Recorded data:

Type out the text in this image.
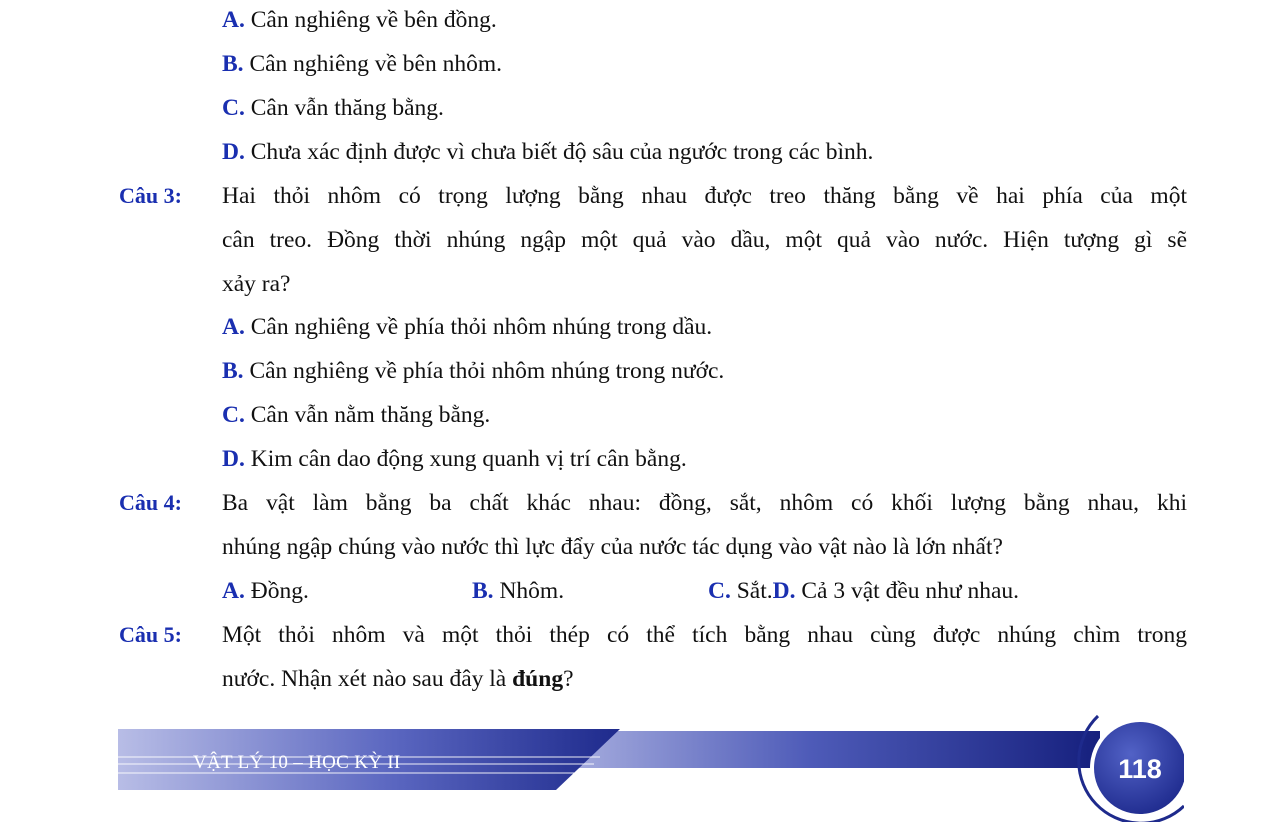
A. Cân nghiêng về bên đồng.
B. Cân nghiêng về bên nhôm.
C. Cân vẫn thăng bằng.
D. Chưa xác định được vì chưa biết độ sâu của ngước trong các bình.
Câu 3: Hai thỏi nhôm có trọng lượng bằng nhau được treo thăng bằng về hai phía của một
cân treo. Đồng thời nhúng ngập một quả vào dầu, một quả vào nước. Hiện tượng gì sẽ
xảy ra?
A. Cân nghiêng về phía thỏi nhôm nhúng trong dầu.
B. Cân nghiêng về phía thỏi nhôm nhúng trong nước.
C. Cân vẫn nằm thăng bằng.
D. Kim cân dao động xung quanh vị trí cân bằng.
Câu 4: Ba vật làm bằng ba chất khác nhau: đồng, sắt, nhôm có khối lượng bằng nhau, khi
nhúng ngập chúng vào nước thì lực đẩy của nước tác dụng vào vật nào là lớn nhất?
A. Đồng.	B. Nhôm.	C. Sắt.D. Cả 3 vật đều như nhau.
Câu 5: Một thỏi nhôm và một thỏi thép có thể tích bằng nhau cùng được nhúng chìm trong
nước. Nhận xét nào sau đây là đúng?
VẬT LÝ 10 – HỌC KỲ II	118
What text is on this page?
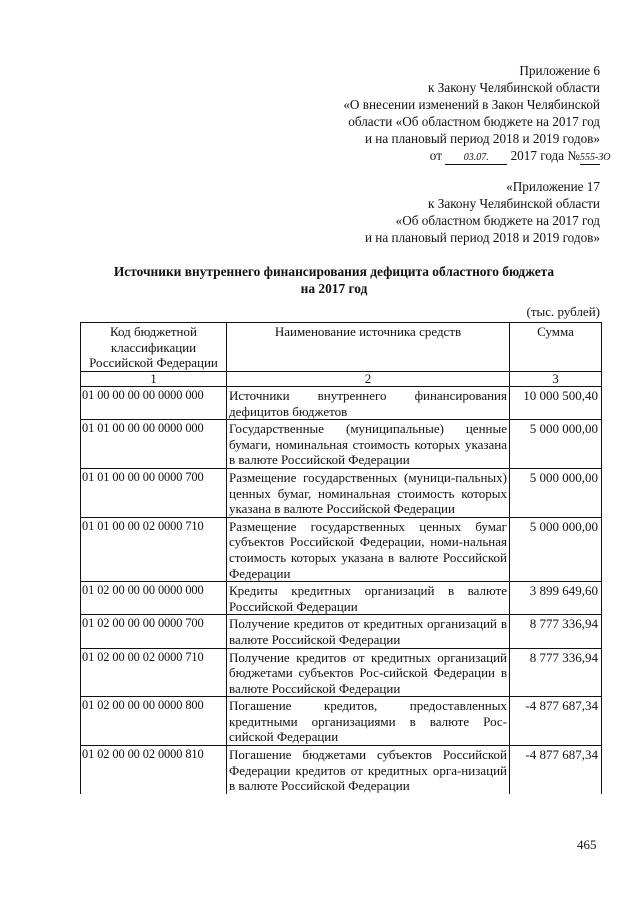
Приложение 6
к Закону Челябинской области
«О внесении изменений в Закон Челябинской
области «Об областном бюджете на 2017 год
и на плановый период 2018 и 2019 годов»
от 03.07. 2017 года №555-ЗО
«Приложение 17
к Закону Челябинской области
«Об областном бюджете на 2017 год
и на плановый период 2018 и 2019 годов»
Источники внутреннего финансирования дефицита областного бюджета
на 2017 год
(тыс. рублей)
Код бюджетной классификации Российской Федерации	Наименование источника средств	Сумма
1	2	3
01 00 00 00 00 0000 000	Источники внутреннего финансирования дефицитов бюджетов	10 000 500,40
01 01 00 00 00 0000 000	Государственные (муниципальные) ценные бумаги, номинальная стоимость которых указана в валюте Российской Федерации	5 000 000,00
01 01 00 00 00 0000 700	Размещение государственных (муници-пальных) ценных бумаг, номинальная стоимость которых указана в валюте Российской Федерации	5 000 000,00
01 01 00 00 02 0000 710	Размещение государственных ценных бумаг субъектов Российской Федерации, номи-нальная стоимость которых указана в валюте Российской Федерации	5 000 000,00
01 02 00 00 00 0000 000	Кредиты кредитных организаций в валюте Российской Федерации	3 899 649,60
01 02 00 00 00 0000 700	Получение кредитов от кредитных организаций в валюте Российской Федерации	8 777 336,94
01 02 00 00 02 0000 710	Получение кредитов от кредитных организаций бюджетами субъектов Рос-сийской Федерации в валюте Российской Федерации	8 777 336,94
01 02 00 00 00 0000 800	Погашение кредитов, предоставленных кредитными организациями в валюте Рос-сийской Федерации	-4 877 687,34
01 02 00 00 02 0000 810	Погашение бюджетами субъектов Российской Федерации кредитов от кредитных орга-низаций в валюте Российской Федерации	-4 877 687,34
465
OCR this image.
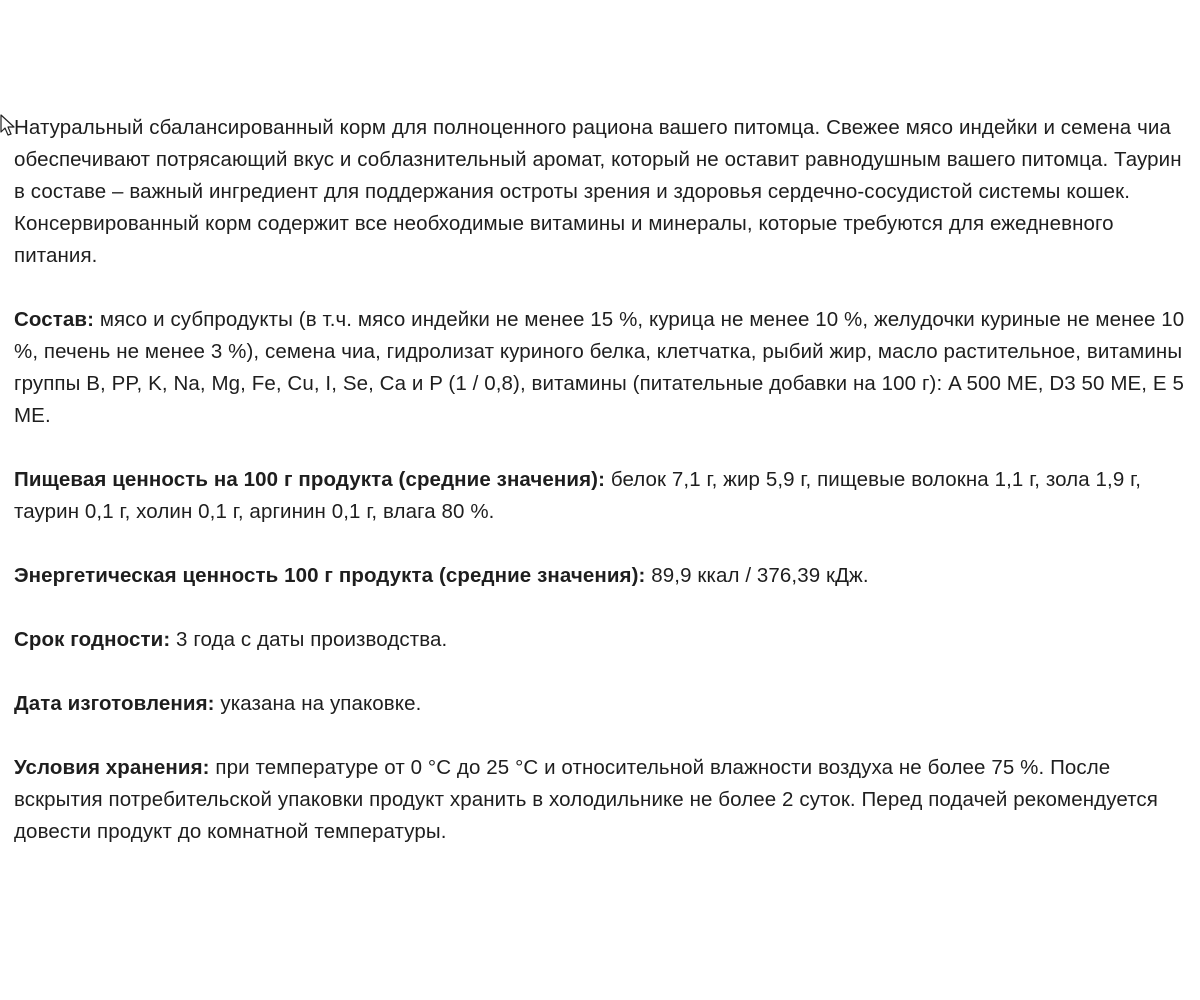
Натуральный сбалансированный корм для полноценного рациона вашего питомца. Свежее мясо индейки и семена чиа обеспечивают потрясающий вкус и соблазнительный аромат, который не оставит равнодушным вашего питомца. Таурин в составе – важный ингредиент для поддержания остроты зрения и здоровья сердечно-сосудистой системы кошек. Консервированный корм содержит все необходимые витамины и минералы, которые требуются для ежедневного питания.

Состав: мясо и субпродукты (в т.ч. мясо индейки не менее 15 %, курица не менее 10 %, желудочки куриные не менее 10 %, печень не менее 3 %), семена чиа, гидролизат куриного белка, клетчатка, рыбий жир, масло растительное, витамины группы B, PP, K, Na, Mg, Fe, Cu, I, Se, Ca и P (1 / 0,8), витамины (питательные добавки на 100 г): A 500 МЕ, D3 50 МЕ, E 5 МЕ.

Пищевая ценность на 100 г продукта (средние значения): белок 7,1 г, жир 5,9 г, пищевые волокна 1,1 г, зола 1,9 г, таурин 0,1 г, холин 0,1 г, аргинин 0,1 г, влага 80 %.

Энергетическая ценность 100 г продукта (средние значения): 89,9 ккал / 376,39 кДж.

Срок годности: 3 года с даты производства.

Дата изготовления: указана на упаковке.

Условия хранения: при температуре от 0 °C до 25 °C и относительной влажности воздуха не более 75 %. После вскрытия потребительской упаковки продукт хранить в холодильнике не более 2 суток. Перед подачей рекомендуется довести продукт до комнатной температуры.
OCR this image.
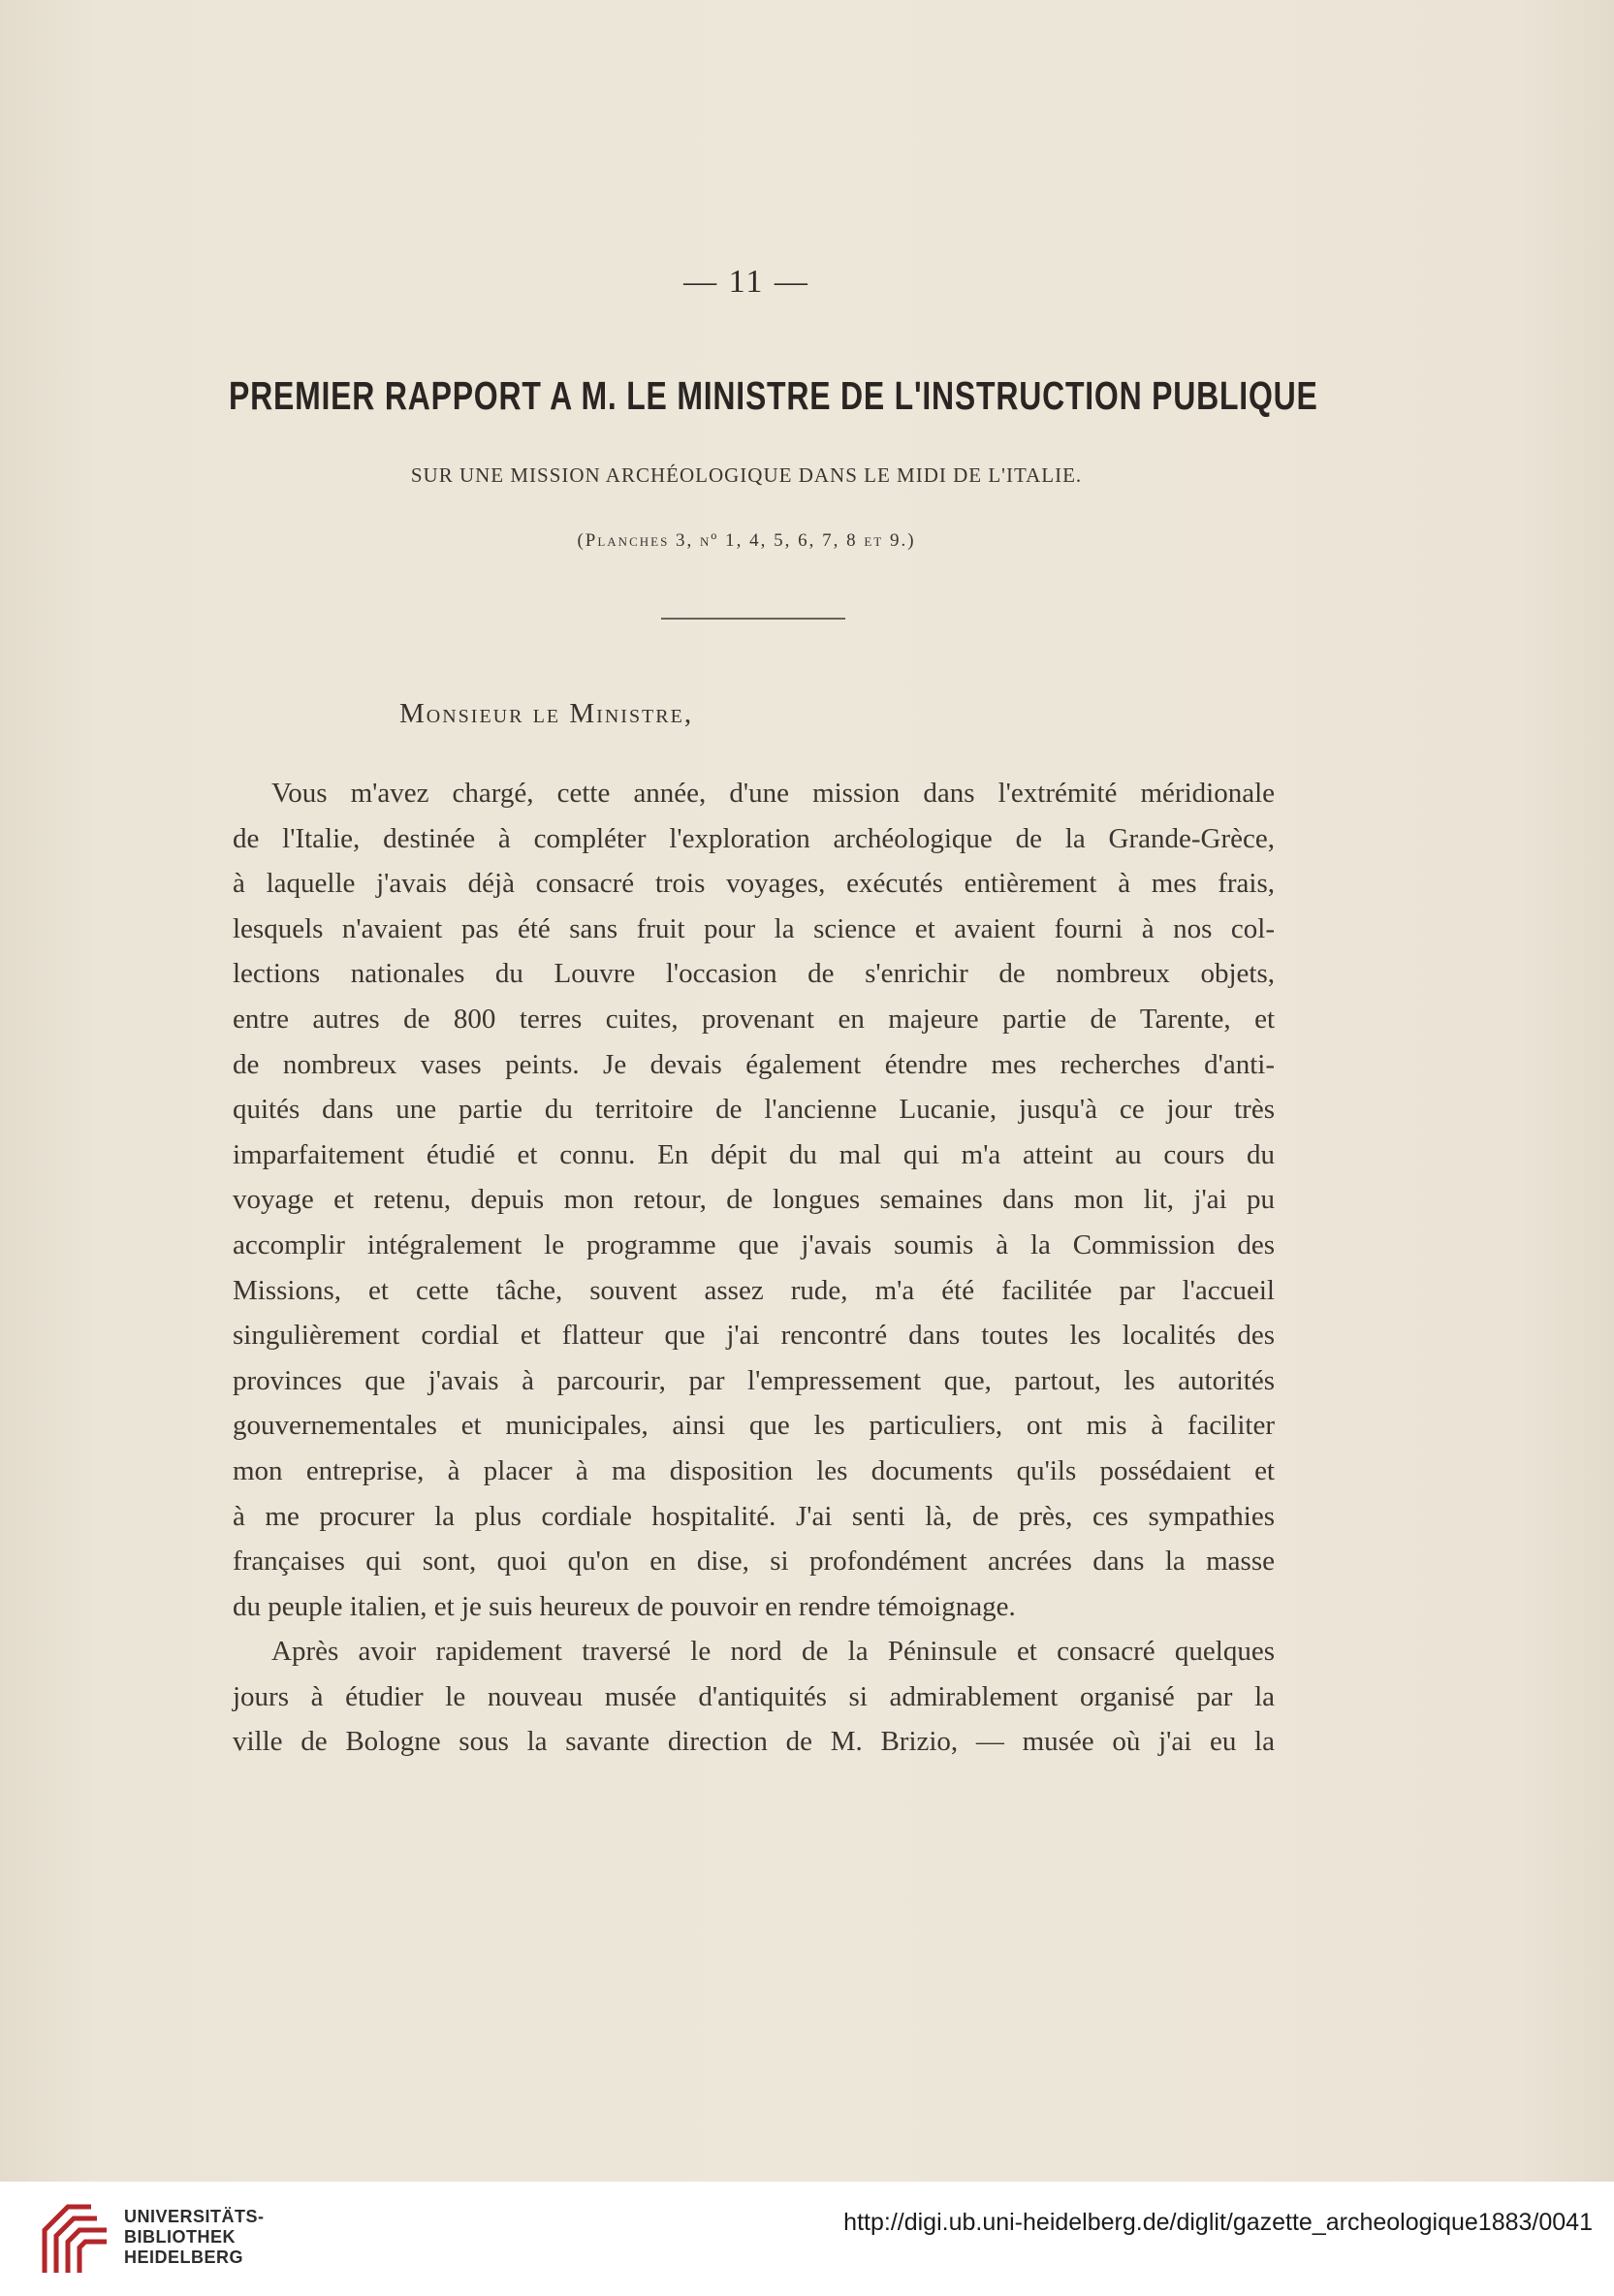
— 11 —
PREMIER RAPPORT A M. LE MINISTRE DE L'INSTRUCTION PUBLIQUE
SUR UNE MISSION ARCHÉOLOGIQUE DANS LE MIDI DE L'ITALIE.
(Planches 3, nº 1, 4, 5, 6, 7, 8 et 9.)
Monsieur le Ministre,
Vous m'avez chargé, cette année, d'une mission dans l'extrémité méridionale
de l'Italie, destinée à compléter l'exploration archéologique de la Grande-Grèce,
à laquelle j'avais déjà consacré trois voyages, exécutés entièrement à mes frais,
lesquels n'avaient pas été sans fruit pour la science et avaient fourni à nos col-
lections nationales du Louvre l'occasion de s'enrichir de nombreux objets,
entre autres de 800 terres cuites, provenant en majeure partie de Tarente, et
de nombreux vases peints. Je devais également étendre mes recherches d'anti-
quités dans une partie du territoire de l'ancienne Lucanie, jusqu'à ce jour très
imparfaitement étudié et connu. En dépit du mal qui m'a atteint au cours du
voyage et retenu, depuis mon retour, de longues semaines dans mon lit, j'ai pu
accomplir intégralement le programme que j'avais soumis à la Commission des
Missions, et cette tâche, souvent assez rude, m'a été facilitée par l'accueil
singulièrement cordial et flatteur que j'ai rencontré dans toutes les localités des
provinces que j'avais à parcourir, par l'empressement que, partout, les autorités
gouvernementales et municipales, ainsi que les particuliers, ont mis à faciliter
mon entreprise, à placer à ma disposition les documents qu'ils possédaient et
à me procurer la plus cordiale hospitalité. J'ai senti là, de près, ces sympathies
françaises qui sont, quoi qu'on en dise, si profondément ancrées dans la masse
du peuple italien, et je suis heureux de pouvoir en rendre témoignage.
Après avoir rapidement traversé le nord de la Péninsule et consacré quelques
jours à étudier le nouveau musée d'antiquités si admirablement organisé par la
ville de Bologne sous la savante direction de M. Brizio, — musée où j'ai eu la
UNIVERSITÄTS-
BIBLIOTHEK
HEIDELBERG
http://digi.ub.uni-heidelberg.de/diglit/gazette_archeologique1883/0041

* **SHORT EXERCISE**
Copy out each line in the listing that has the word "nhúng".

* **RESULT**
cân treo. Đồng thời nhúng ngập một quả vào dầu, một quả vào nước. Hiện tượng gì sẽ
A. Cân nghiêng về phía thỏi nhôm nhúng trong dầu.
B. Cân nghiêng về phía thỏi nhôm nhúng trong nước.
nhúng ngập chúng vào nước thì lực đẩy của nước tác dụng vào vật nào là lớn nhất?
Câu 5: Một thỏi nhôm và một thỏi thép có thể tích bằng nhau cùng được nhúng chìm trong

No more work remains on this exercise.